◆ **What is needed**
Copy out, from the entries below, each line holding the string "Репшнур".

%%

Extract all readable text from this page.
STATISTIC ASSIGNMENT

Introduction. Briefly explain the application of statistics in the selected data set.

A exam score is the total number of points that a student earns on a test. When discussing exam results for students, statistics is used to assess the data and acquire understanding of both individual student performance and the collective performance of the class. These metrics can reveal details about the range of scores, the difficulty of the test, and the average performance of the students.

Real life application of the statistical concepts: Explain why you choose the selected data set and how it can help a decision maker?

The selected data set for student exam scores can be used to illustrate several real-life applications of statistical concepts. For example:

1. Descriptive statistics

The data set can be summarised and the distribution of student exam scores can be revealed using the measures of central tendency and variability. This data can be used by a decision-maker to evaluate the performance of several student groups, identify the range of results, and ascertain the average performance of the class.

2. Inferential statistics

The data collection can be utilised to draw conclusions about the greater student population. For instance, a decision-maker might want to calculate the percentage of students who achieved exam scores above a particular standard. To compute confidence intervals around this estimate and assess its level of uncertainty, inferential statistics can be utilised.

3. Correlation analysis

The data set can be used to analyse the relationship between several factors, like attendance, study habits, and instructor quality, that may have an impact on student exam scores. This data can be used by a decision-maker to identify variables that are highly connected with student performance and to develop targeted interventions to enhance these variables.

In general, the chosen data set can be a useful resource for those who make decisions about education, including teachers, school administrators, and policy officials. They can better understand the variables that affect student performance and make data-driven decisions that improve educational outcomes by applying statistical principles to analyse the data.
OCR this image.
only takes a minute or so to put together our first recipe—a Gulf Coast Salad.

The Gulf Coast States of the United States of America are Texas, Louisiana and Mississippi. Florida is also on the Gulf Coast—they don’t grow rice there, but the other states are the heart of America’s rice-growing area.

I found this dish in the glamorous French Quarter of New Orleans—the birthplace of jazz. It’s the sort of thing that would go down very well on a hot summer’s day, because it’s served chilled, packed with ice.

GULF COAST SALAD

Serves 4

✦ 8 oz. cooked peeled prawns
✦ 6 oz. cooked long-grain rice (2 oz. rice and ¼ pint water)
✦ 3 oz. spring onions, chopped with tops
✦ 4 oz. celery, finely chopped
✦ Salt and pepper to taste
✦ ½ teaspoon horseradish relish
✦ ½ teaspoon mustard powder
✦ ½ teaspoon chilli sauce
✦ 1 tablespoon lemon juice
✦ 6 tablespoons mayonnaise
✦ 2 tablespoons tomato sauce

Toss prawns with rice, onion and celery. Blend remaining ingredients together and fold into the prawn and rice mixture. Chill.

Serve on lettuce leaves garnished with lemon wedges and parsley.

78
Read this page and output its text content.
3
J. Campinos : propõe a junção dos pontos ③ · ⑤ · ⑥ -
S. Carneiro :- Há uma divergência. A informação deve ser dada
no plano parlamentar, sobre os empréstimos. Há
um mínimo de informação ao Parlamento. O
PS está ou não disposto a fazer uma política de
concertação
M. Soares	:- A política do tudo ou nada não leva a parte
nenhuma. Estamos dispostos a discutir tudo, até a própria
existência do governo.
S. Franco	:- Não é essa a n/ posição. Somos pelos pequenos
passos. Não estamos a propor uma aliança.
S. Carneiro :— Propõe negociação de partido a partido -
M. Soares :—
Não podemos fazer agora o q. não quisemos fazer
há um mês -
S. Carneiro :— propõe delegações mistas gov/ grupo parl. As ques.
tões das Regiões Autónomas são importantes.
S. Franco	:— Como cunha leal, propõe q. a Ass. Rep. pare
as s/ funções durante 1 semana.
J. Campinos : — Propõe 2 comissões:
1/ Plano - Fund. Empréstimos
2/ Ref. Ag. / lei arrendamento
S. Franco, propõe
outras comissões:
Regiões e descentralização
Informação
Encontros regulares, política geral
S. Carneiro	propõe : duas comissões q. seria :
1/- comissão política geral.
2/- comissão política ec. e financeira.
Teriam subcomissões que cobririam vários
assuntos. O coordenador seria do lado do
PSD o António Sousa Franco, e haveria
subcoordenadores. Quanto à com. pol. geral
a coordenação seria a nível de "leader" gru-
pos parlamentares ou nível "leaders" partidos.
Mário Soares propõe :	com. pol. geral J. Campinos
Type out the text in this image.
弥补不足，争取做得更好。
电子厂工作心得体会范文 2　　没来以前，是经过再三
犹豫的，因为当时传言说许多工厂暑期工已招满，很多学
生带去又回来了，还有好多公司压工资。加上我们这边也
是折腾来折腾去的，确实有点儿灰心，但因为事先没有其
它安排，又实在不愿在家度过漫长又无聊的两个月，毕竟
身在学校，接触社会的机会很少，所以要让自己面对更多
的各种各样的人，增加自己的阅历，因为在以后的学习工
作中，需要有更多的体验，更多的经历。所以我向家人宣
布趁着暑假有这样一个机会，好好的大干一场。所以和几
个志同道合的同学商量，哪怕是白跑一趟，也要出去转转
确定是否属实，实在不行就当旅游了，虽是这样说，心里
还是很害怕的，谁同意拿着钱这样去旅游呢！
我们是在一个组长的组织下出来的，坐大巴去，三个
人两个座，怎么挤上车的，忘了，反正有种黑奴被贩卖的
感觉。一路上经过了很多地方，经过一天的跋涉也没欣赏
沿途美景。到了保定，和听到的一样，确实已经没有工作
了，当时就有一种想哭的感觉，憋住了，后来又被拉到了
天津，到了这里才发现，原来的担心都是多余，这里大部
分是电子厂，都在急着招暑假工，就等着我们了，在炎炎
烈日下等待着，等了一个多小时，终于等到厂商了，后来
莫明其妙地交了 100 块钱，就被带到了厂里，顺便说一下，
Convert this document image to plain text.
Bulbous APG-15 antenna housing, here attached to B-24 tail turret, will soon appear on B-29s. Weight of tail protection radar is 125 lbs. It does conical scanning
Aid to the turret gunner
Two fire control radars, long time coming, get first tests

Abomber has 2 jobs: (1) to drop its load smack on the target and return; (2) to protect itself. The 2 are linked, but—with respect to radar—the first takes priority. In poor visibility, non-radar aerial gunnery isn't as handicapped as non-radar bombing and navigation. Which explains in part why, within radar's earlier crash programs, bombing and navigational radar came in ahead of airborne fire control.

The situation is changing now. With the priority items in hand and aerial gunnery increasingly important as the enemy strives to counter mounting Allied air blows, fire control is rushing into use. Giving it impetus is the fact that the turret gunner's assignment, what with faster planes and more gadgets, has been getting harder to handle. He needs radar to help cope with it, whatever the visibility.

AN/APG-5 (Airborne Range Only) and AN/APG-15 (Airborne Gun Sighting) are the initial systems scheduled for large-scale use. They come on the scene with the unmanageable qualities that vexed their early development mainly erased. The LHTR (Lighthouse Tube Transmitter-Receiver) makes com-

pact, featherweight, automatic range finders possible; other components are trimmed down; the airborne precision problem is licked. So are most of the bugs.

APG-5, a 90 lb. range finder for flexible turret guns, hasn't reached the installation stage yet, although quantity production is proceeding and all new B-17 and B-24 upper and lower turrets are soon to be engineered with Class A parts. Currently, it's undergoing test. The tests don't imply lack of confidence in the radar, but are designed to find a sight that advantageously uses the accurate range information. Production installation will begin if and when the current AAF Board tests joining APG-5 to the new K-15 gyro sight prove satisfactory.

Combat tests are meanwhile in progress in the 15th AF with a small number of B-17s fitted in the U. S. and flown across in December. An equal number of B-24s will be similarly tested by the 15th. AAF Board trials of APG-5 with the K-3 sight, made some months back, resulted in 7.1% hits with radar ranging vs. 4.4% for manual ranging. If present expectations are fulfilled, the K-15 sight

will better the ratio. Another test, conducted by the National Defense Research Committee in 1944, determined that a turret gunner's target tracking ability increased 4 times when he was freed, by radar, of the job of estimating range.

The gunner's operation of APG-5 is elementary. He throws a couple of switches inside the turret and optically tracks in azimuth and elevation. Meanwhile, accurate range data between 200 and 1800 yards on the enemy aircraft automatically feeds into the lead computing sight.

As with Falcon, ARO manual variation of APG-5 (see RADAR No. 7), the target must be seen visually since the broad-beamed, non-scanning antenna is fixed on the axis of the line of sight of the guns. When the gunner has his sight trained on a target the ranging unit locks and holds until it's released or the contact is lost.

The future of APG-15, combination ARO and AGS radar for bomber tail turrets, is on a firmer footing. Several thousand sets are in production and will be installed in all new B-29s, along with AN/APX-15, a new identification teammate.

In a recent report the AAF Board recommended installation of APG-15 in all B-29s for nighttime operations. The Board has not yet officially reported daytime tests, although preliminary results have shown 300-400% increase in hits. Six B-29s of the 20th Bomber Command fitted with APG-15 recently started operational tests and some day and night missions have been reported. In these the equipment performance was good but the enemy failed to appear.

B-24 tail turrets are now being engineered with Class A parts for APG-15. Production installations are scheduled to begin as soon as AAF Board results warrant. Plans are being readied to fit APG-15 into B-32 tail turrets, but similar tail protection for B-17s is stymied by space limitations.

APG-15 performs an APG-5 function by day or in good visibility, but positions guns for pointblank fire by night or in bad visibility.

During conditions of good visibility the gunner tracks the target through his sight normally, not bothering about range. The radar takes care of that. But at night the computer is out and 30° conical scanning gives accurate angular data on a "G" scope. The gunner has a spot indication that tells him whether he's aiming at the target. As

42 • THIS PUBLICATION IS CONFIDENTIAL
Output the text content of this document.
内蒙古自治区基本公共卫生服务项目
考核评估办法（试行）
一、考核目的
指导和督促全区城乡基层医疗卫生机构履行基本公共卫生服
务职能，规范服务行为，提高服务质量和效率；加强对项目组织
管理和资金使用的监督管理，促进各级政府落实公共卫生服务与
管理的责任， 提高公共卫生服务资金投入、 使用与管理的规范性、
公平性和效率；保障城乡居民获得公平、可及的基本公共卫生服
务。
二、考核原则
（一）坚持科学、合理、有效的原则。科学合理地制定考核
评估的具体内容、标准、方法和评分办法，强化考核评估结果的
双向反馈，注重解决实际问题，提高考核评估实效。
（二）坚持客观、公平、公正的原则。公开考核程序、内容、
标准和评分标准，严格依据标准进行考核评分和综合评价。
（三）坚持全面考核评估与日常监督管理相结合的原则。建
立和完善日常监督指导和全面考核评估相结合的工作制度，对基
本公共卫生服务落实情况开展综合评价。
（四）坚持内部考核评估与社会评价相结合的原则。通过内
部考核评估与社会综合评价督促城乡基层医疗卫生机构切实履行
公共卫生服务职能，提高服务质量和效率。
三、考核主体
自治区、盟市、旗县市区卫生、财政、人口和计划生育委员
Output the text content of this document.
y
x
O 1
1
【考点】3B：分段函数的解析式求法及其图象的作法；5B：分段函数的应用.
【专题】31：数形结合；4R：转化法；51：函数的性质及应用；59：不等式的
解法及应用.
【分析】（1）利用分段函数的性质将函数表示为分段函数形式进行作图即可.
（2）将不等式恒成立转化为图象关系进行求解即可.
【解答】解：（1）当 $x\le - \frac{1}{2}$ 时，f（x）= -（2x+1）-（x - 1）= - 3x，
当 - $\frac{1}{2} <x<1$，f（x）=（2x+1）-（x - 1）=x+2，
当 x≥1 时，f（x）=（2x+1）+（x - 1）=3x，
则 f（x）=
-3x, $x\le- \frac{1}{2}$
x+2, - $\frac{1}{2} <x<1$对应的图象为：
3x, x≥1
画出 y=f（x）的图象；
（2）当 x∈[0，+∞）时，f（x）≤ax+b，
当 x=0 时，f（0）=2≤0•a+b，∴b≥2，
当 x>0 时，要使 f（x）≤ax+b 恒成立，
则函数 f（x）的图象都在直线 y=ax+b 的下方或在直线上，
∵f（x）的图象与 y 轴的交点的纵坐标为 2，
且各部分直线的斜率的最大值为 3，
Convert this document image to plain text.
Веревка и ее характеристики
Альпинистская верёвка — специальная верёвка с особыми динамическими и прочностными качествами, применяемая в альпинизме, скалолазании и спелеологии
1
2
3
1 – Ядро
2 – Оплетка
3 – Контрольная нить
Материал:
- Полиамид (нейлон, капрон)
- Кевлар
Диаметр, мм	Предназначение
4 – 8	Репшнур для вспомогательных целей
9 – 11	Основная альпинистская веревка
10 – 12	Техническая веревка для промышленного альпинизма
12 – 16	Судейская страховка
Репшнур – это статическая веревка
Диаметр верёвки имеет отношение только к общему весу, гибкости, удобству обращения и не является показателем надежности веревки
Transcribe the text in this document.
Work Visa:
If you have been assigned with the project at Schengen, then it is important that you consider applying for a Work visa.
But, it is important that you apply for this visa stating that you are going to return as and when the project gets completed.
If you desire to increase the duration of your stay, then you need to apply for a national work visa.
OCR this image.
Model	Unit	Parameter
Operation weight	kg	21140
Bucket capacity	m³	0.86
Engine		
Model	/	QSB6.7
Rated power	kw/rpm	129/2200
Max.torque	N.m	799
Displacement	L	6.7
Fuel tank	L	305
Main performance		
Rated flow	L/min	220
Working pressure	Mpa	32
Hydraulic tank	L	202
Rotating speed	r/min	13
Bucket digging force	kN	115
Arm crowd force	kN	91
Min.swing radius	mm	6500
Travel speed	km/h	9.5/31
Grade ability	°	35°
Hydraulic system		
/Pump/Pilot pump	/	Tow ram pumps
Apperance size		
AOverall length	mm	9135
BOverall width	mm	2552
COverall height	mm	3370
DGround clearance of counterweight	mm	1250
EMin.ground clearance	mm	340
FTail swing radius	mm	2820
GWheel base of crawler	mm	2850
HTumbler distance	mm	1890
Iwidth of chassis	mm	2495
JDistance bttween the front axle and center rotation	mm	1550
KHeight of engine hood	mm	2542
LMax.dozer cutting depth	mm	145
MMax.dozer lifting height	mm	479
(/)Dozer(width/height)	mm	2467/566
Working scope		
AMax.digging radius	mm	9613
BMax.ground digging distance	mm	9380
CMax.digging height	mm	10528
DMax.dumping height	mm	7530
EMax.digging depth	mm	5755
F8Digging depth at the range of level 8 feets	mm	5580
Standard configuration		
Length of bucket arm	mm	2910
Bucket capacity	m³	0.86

%%

◆ **Solution for this exercise**
4 – 8	Репшнур для вспомогательных целей
Репшнур – это статическая веревка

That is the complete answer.